● **WHAT IS ASKED**
Copy all lines that contain the word "cœur".

● **LISTED RECORDS**

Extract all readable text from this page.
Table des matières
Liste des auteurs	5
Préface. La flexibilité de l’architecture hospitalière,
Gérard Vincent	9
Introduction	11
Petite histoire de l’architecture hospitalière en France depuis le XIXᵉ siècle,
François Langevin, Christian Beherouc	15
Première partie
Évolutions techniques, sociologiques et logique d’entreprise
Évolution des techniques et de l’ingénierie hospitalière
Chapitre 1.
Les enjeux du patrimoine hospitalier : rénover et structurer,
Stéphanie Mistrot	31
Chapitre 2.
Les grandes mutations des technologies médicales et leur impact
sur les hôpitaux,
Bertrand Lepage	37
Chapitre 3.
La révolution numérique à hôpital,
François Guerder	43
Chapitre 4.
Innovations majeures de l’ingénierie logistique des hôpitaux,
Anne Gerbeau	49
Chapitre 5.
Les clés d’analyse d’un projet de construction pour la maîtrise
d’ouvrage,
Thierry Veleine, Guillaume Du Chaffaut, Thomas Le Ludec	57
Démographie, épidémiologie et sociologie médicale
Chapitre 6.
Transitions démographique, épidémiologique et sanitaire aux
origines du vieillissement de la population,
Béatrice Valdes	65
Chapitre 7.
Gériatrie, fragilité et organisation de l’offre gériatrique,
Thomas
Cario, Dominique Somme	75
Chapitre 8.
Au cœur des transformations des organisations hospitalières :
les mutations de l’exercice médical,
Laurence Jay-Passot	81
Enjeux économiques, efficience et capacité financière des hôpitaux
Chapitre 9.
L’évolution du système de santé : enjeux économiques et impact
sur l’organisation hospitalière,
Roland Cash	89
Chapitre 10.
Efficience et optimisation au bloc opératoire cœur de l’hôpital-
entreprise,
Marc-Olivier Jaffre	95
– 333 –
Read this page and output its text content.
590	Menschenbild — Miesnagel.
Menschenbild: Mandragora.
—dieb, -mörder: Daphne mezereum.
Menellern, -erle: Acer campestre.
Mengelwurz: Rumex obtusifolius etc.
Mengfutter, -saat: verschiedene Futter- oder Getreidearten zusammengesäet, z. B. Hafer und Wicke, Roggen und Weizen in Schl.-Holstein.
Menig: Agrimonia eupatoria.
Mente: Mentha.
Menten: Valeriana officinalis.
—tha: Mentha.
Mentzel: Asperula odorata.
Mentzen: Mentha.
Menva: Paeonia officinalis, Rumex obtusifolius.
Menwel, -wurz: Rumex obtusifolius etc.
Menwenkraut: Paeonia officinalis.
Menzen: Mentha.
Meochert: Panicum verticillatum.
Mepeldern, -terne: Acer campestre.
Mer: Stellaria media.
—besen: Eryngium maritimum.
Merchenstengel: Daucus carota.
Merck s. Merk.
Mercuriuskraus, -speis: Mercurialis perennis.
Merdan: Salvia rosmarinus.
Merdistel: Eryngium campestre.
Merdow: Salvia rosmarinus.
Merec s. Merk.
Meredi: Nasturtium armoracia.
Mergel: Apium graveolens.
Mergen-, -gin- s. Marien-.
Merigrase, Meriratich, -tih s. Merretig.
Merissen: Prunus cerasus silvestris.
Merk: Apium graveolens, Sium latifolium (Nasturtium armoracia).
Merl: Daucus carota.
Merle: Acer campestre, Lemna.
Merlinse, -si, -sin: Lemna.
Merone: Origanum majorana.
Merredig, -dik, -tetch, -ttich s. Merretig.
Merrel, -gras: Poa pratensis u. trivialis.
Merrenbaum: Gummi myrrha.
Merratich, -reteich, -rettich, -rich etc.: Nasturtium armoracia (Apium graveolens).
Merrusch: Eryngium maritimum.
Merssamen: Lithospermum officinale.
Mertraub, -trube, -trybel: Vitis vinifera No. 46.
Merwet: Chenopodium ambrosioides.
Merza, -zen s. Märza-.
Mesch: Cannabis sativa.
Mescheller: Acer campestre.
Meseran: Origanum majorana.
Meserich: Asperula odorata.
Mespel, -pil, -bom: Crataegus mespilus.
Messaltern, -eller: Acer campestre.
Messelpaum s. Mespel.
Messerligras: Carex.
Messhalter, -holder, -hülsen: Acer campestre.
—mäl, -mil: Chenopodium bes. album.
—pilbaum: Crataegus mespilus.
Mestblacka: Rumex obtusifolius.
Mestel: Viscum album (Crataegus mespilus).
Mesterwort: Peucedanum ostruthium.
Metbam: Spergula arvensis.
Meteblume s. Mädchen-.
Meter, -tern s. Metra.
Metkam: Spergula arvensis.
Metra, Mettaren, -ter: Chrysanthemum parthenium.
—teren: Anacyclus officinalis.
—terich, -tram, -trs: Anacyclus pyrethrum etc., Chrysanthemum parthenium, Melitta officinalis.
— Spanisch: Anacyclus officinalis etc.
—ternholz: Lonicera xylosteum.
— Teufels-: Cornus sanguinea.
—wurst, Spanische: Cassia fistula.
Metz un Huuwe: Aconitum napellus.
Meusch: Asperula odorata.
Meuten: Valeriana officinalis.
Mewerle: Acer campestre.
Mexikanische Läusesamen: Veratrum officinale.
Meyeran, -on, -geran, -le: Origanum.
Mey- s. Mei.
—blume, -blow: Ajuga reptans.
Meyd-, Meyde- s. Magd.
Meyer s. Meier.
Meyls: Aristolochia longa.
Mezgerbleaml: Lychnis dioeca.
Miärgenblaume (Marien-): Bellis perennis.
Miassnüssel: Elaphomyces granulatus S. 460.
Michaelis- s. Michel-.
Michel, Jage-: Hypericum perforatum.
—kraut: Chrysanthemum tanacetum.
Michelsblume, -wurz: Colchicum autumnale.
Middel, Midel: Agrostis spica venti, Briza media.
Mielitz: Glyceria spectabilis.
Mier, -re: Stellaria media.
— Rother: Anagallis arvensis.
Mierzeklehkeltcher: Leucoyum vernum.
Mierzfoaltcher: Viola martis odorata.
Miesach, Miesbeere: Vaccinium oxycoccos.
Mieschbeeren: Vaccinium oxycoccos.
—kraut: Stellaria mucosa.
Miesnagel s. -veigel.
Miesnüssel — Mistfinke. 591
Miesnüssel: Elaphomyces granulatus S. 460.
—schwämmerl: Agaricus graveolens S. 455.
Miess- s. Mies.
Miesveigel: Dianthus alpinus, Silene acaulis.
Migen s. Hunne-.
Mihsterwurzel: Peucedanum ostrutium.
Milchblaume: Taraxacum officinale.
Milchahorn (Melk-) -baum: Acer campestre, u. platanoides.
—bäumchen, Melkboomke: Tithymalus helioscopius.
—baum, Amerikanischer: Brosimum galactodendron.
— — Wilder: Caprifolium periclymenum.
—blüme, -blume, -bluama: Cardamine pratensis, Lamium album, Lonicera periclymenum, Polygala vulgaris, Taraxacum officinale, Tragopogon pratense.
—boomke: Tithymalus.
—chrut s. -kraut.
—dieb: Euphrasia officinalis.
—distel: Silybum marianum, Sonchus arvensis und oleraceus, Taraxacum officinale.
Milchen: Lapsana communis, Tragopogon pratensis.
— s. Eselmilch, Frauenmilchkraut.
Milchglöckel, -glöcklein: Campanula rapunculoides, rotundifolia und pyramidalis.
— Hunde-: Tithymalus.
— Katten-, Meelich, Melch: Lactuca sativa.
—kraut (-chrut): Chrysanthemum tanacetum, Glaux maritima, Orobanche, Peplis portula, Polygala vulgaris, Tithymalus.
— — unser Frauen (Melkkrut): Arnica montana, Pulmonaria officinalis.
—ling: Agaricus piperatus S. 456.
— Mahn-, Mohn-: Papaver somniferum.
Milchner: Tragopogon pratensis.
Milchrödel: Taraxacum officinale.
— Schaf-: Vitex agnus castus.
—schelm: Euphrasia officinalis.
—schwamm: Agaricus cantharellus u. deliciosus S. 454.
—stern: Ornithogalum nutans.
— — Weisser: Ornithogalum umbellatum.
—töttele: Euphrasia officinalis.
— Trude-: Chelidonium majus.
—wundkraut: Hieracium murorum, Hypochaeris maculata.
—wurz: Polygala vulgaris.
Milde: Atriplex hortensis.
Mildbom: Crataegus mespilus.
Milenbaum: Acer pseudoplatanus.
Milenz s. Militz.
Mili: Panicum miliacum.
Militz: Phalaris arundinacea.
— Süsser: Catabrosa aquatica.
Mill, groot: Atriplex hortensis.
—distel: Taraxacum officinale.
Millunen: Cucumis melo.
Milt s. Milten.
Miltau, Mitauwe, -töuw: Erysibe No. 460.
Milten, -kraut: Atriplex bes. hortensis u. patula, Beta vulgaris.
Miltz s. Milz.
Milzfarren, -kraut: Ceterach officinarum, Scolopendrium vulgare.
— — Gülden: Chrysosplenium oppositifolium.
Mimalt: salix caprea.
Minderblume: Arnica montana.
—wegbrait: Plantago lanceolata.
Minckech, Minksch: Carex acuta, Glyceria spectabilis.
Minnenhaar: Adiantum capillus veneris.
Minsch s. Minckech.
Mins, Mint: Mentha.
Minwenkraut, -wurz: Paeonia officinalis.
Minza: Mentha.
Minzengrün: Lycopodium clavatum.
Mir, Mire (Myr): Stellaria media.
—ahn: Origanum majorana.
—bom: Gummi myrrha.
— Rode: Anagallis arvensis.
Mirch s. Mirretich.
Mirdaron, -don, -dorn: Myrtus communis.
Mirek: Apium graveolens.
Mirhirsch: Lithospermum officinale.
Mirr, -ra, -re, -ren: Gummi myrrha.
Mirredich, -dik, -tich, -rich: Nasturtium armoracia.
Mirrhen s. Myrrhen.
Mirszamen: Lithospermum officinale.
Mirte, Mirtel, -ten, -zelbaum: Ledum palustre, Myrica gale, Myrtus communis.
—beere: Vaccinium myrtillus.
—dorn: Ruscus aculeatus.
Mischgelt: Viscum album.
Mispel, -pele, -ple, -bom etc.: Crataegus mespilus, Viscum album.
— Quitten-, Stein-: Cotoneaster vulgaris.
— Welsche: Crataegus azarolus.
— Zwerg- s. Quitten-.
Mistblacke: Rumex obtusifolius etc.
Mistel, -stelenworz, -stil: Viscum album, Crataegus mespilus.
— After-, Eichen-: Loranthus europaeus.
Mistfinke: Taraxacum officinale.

● **COMPLETE RESPONSE**
Au cœur des transformations des organisations hospitalières :
Efficience et optimisation au bloc opératoire cœur de l’hôpital-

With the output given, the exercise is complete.